# Request
Transcribe the data that follows precisely, omitting nothing.

══ Given data

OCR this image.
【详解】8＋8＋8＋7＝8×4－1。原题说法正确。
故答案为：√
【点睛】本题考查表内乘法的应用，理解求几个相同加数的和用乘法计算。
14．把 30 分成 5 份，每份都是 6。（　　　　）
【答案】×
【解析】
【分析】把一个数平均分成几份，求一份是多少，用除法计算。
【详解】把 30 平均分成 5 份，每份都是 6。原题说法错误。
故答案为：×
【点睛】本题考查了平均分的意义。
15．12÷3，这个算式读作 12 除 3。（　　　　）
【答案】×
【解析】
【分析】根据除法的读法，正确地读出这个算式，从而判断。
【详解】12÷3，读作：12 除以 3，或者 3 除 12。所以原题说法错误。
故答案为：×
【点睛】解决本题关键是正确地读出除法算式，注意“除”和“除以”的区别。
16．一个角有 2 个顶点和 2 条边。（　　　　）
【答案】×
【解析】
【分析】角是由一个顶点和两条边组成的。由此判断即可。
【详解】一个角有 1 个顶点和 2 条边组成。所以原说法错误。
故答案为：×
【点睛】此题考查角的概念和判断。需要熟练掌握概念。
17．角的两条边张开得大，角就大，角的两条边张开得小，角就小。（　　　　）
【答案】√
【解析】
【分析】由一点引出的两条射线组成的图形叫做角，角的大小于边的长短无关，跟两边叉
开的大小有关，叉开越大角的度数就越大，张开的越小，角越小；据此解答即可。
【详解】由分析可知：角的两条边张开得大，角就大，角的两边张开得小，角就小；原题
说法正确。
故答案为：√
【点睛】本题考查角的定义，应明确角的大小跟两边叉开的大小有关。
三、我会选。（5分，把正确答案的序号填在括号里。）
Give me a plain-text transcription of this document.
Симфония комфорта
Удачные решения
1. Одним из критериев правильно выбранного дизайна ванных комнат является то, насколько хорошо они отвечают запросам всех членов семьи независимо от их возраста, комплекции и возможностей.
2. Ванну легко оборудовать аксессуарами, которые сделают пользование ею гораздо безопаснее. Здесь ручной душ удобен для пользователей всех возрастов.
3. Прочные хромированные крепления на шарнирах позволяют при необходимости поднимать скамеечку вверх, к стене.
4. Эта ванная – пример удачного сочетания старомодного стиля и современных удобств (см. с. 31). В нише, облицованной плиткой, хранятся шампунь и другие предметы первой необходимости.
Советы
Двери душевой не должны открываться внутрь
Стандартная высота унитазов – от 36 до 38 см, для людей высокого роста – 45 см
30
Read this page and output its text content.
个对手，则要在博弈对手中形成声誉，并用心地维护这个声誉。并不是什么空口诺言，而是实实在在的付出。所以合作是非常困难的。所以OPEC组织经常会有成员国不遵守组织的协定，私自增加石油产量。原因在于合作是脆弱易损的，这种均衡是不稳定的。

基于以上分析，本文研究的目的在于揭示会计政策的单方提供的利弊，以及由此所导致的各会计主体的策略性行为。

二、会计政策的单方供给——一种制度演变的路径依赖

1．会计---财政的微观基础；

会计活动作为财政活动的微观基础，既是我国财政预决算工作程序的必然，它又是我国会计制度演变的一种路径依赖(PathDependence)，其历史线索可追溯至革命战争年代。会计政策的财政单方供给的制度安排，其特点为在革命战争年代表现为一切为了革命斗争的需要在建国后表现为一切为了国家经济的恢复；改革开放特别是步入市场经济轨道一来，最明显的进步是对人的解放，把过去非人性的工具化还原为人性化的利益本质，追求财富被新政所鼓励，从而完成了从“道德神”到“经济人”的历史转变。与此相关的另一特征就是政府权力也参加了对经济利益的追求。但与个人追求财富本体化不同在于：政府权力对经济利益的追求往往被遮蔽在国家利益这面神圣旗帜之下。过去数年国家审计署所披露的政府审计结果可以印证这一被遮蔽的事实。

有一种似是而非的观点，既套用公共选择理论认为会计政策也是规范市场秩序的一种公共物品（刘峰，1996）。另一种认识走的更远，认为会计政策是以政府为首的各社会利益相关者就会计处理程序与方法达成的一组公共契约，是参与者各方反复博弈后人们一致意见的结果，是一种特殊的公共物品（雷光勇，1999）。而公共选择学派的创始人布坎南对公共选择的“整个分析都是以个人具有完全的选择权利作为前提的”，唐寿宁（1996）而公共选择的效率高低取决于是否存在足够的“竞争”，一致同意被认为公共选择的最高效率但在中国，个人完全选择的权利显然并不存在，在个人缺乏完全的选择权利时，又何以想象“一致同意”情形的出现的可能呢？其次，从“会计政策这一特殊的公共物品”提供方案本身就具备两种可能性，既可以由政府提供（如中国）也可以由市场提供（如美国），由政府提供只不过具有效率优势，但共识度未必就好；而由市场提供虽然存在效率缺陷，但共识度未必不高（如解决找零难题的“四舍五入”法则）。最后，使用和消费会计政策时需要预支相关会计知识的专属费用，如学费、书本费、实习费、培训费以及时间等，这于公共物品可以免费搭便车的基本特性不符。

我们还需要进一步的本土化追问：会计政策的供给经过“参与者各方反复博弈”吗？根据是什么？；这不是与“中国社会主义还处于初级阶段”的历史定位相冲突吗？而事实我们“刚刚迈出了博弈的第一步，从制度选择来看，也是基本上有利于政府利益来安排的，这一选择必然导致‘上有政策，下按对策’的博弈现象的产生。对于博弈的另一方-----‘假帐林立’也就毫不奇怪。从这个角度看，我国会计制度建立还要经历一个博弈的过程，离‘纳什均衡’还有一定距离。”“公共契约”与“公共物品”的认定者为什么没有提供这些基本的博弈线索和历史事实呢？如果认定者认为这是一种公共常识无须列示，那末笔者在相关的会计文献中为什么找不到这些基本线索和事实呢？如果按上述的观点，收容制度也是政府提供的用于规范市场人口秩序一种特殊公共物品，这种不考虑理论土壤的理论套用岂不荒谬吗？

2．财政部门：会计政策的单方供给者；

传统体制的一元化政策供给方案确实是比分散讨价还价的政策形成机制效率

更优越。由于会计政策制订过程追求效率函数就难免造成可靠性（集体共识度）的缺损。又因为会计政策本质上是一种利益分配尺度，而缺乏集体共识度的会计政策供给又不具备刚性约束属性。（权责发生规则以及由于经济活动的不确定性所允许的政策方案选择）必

════

# Result of this exercise
OCR this image.
【详解】8＋8＋8＋7＝8×4－1。原题说法正确。
故答案为：√
【点睛】本题考查表内乘法的应用，理解求几个相同加数的和用乘法计算。
14．把 30 分成 5 份，每份都是 6。（　　　　）
【答案】×
【解析】
【分析】把一个数平均分成几份，求一份是多少，用除法计算。
【详解】把 30 平均分成 5 份，每份都是 6。原题说法错误。
故答案为：×
【点睛】本题考查了平均分的意义。
15．12÷3，这个算式读作 12 除 3。（　　　　）
【答案】×
【解析】
【分析】根据除法的读法，正确地读出这个算式，从而判断。
【详解】12÷3，读作：12 除以 3，或者 3 除 12。所以原题说法错误。
故答案为：×
【点睛】解决本题关键是正确地读出除法算式，注意“除”和“除以”的区别。
16．一个角有 2 个顶点和 2 条边。（　　　　）
【答案】×
【解析】
【分析】角是由一个顶点和两条边组成的。由此判断即可。
【详解】一个角有 1 个顶点和 2 条边组成。所以原说法错误。
故答案为：×
【点睛】此题考查角的概念和判断。需要熟练掌握概念。
17．角的两条边张开得大，角就大，角的两条边张开得小，角就小。（　　　　）
【答案】√
【解析】
【分析】由一点引出的两条射线组成的图形叫做角，角的大小于边的长短无关，跟两边叉
开的大小有关，叉开越大角的度数就越大，张开的越小，角越小；据此解答即可。
【详解】由分析可知：角的两条边张开得大，角就大，角的两边张开得小，角就小；原题
说法正确。
故答案为：√
【点睛】本题考查角的定义，应明确角的大小跟两边叉开的大小有关。
三、我会选。（5分，把正确答案的序号填在括号里。）
Give me a plain-text transcription of this document.
Симфония комфорта
Удачные решения
1. Одним из критериев правильно выбранного дизайна ванных комнат является то, насколько хорошо они отвечают запросам всех членов семьи независимо от их возраста, комплекции и возможностей.
2. Ванну легко оборудовать аксессуарами, которые сделают пользование ею гораздо безопаснее. Здесь ручной душ удобен для пользователей всех возрастов.
3. Прочные хромированные крепления на шарнирах позволяют при необходимости поднимать скамеечку вверх, к стене.
4. Эта ванная – пример удачного сочетания старомодного стиля и современных удобств (см. с. 31). В нише, облицованной плиткой, хранятся шампунь и другие предметы первой необходимости.
Советы
Двери душевой не должны открываться внутрь
Стандартная высота унитазов – от 36 до 38 см, для людей высокого роста – 45 см
30
Read this page and output its text content.
个对手，则要在博弈对手中形成声誉，并用心地维护这个声誉。并不是什么空口诺言，而是实实在在的付出。所以合作是非常困难的。所以OPEC组织经常会有成员国不遵守组织的协定，私自增加石油产量。原因在于合作是脆弱易损的，这种均衡是不稳定的。

基于以上分析，本文研究的目的在于揭示会计政策的单方提供的利弊，以及由此所导致的各会计主体的策略性行为。

二、会计政策的单方供给——一种制度演变的路径依赖

1．会计---财政的微观基础；

会计活动作为财政活动的微观基础，既是我国财政预决算工作程序的必然，它又是我国会计制度演变的一种路径依赖(PathDependence)，其历史线索可追溯至革命战争年代。会计政策的财政单方供给的制度安排，其特点为在革命战争年代表现为一切为了革命斗争的需要在建国后表现为一切为了国家经济的恢复；改革开放特别是步入市场经济轨道一来，最明显的进步是对人的解放，把过去非人性的工具化还原为人性化的利益本质，追求财富被新政所鼓励，从而完成了从“道德神”到“经济人”的历史转变。与此相关的另一特征就是政府权力也参加了对经济利益的追求。但与个人追求财富本体化不同在于：政府权力对经济利益的追求往往被遮蔽在国家利益这面神圣旗帜之下。过去数年国家审计署所披露的政府审计结果可以印证这一被遮蔽的事实。

有一种似是而非的观点，既套用公共选择理论认为会计政策也是规范市场秩序的一种公共物品（刘峰，1996）。另一种认识走的更远，认为会计政策是以政府为首的各社会利益相关者就会计处理程序与方法达成的一组公共契约，是参与者各方反复博弈后人们一致意见的结果，是一种特殊的公共物品（雷光勇，1999）。而公共选择学派的创始人布坎南对公共选择的“整个分析都是以个人具有完全的选择权利作为前提的”，唐寿宁（1996）而公共选择的效率高低取决于是否存在足够的“竞争”，一致同意被认为公共选择的最高效率但在中国，个人完全选择的权利显然并不存在，在个人缺乏完全的选择权利时，又何以想象“一致同意”情形的出现的可能呢？其次，从“会计政策这一特殊的公共物品”提供方案本身就具备两种可能性，既可以由政府提供（如中国）也可以由市场提供（如美国），由政府提供只不过具有效率优势，但共识度未必就好；而由市场提供虽然存在效率缺陷，但共识度未必不高（如解决找零难题的“四舍五入”法则）。最后，使用和消费会计政策时需要预支相关会计知识的专属费用，如学费、书本费、实习费、培训费以及时间等，这于公共物品可以免费搭便车的基本特性不符。

我们还需要进一步的本土化追问：会计政策的供给经过“参与者各方反复博弈”吗？根据是什么？；这不是与“中国社会主义还处于初级阶段”的历史定位相冲突吗？而事实我们“刚刚迈出了博弈的第一步，从制度选择来看，也是基本上有利于政府利益来安排的，这一选择必然导致‘上有政策，下按对策’的博弈现象的产生。对于博弈的另一方-----‘假帐林立’也就毫不奇怪。从这个角度看，我国会计制度建立还要经历一个博弈的过程，离‘纳什均衡’还有一定距离。”“公共契约”与“公共物品”的认定者为什么没有提供这些基本的博弈线索和历史事实呢？如果认定者认为这是一种公共常识无须列示，那末笔者在相关的会计文献中为什么找不到这些基本线索和事实呢？如果按上述的观点，收容制度也是政府提供的用于规范市场人口秩序一种特殊公共物品，这种不考虑理论土壤的理论套用岂不荒谬吗？

2．财政部门：会计政策的单方供给者；

传统体制的一元化政策供给方案确实是比分散讨价还价的政策形成机制效率

更优越。由于会计政策制订过程追求效率函数就难免造成可靠性（集体共识度）的缺损。又因为会计政策本质上是一种利益分配尺度，而缺乏集体共识度的会计政策供给又不具备刚性约束属性。（权责发生规则以及由于经济活动的不确定性所允许的政策方案选择）必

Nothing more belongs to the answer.